Render every line from the one containing "border-tile-swatch [28, 27, 279, 154]" through the one containing "swatch-label-plain: LX48006 [28, 303, 104, 318]", inclusive, as a Markdown table with the columns Row and Entry. Number each line in Row, place the line in Entry, and omit blank lines.

* Begin *

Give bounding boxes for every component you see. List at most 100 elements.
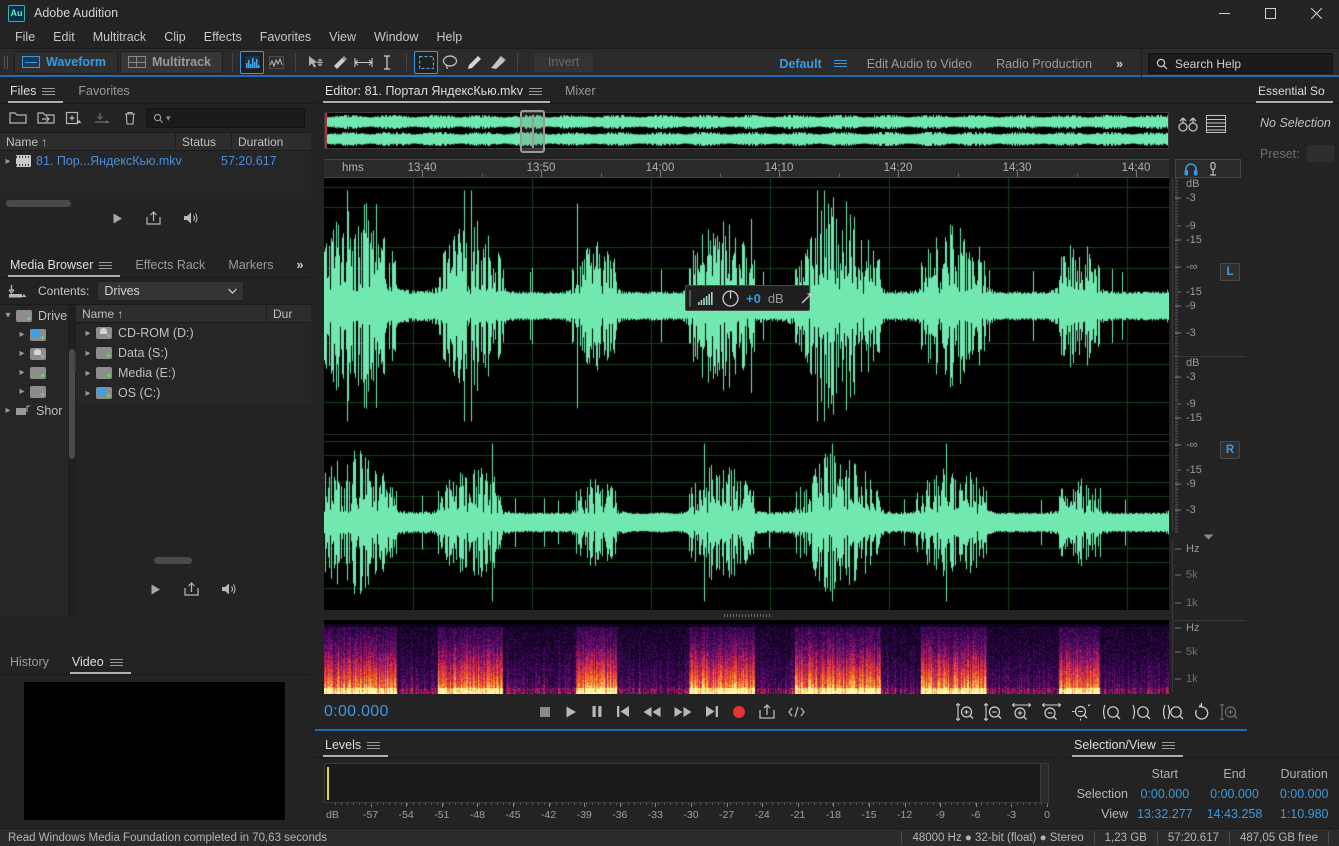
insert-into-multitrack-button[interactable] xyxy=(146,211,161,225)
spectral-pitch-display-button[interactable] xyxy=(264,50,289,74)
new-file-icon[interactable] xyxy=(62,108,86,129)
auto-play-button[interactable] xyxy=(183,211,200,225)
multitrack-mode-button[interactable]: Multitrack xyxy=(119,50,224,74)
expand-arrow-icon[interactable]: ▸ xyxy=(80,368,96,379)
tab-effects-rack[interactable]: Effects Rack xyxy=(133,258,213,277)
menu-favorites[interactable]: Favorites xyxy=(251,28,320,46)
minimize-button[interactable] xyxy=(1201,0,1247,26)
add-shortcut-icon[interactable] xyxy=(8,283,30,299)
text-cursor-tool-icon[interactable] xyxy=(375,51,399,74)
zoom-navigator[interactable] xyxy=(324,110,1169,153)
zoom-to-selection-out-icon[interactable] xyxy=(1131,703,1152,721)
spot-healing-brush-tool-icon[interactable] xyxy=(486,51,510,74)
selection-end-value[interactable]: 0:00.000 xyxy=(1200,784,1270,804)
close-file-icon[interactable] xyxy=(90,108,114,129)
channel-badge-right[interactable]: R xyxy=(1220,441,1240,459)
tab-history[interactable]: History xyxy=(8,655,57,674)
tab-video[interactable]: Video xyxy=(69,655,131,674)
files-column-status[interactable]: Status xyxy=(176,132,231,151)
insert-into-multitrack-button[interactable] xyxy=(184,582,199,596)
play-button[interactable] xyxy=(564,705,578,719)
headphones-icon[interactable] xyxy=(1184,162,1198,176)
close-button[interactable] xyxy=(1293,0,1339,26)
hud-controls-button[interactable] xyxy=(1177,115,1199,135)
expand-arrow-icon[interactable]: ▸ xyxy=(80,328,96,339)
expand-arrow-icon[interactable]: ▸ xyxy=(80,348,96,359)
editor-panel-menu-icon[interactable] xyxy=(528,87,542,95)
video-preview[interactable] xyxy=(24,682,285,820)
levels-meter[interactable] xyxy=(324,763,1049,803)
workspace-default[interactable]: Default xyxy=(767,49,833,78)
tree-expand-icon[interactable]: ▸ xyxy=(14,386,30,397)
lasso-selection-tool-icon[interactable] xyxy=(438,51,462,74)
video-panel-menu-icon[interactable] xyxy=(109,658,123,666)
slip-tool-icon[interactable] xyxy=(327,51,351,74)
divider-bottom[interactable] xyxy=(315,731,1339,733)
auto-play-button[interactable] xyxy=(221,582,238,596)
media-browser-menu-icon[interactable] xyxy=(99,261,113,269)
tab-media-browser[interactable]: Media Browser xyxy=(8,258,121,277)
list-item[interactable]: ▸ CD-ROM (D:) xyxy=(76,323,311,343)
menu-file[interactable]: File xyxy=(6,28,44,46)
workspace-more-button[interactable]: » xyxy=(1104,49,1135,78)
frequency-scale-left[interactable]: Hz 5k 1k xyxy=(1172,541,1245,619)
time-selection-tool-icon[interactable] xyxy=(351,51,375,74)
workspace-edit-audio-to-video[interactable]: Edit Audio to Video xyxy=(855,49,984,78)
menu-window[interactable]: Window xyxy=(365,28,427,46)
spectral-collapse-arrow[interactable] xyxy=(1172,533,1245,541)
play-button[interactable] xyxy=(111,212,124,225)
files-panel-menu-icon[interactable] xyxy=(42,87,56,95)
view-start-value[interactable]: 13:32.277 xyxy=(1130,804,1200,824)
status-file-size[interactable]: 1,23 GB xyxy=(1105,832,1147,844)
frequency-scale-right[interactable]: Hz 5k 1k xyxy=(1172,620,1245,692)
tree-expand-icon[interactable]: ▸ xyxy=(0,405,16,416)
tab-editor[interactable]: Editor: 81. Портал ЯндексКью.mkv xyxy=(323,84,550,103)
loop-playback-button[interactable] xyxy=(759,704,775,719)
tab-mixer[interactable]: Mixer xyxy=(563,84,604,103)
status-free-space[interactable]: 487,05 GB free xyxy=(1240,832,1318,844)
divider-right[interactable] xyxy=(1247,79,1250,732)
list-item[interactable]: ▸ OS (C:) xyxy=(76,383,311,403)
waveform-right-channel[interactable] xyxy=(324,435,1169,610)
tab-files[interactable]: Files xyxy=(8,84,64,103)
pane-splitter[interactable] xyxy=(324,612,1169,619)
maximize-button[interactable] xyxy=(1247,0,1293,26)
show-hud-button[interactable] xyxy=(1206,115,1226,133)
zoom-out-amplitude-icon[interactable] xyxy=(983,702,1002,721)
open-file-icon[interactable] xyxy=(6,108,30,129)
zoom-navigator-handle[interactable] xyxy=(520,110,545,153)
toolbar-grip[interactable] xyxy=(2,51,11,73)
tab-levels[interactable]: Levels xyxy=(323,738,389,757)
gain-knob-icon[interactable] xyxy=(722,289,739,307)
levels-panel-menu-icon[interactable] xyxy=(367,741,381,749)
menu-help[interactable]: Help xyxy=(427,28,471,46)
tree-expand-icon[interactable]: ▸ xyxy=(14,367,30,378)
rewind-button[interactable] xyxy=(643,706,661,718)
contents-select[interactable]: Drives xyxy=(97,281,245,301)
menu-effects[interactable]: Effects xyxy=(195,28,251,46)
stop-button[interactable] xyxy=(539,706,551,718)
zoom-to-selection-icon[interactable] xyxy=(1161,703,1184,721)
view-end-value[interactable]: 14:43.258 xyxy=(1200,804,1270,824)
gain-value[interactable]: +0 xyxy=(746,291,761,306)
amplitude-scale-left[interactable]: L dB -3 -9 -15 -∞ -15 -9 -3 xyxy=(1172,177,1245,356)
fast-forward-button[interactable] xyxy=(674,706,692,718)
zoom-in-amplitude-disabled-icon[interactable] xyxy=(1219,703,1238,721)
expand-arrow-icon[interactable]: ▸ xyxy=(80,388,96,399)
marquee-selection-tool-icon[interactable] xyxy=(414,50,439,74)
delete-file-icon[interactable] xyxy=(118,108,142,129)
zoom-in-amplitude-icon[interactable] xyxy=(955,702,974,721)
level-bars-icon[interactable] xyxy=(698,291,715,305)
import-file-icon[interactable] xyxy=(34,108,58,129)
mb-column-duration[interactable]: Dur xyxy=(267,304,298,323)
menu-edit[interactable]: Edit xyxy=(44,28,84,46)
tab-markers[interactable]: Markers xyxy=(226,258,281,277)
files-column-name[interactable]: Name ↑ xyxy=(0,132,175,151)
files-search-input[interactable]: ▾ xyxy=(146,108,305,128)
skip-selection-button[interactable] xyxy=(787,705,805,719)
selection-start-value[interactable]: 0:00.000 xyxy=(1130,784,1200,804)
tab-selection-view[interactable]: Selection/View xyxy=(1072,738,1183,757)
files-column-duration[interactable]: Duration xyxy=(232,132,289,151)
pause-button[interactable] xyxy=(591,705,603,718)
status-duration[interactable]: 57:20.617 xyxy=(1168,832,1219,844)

* End *
* Begin *

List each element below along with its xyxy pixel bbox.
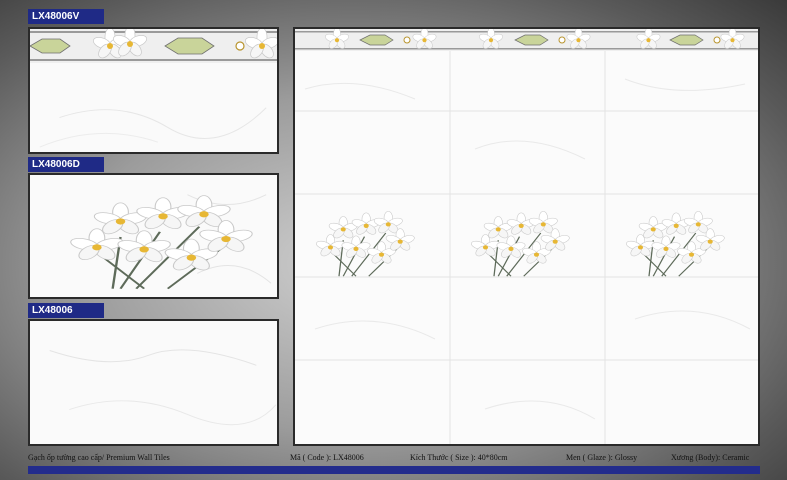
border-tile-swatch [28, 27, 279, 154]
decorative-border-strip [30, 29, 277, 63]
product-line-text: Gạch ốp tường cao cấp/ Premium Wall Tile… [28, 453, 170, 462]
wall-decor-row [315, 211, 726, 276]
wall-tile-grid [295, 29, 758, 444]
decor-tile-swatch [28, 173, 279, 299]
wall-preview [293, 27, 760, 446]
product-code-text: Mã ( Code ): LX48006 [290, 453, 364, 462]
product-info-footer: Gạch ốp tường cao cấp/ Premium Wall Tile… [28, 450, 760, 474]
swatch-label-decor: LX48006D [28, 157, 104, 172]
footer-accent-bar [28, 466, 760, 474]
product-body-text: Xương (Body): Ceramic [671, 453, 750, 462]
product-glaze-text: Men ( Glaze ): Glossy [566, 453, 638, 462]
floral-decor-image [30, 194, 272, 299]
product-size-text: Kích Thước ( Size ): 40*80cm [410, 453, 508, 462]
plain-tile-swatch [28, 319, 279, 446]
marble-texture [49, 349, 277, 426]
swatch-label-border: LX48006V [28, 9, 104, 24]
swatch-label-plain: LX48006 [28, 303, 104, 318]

* End *

■ **IN RESPONSE**
| Row | Entry |
|---|---|
| 1 | border-tile-swatch [28, 27, 279, 154] |
| 2 | decorative-border-strip [30, 29, 277, 63] |
| 3 | product-line-text: Gạch ốp tường cao cấp/ Premium Wall Tile… [28, 453, 170, 462] |
| 4 | wall-decor-row [315, 211, 726, 276] |
| 5 | wall-tile-grid [295, 29, 758, 444] |
| 6 | decor-tile-swatch [28, 173, 279, 299] |
| 7 | wall-preview [293, 27, 760, 446] |
| 8 | product-code-text: Mã ( Code ): LX48006 [290, 453, 364, 462] |
| 9 | product-info-footer: Gạch ốp tường cao cấp/ Premium Wall Tile… [28, 450, 760, 474] |
| 10 | swatch-label-decor: LX48006D [28, 157, 104, 172] |
| 11 | footer-accent-bar [28, 466, 760, 474] |
| 12 | product-body-text: Xương (Body): Ceramic [671, 453, 750, 462] |
| 13 | product-glaze-text: Men ( Glaze ): Glossy [566, 453, 638, 462] |
| 14 | floral-decor-image [30, 194, 272, 299] |
| 15 | product-size-text: Kích Thước ( Size ): 40*80cm [410, 453, 508, 462] |
| 16 | plain-tile-swatch [28, 319, 279, 446] |
| 17 | marble-texture [49, 349, 277, 426] |
| 18 | swatch-label-border: LX48006V [28, 9, 104, 24] |
| 19 | swatch-label-plain: LX48006 [28, 303, 104, 318] |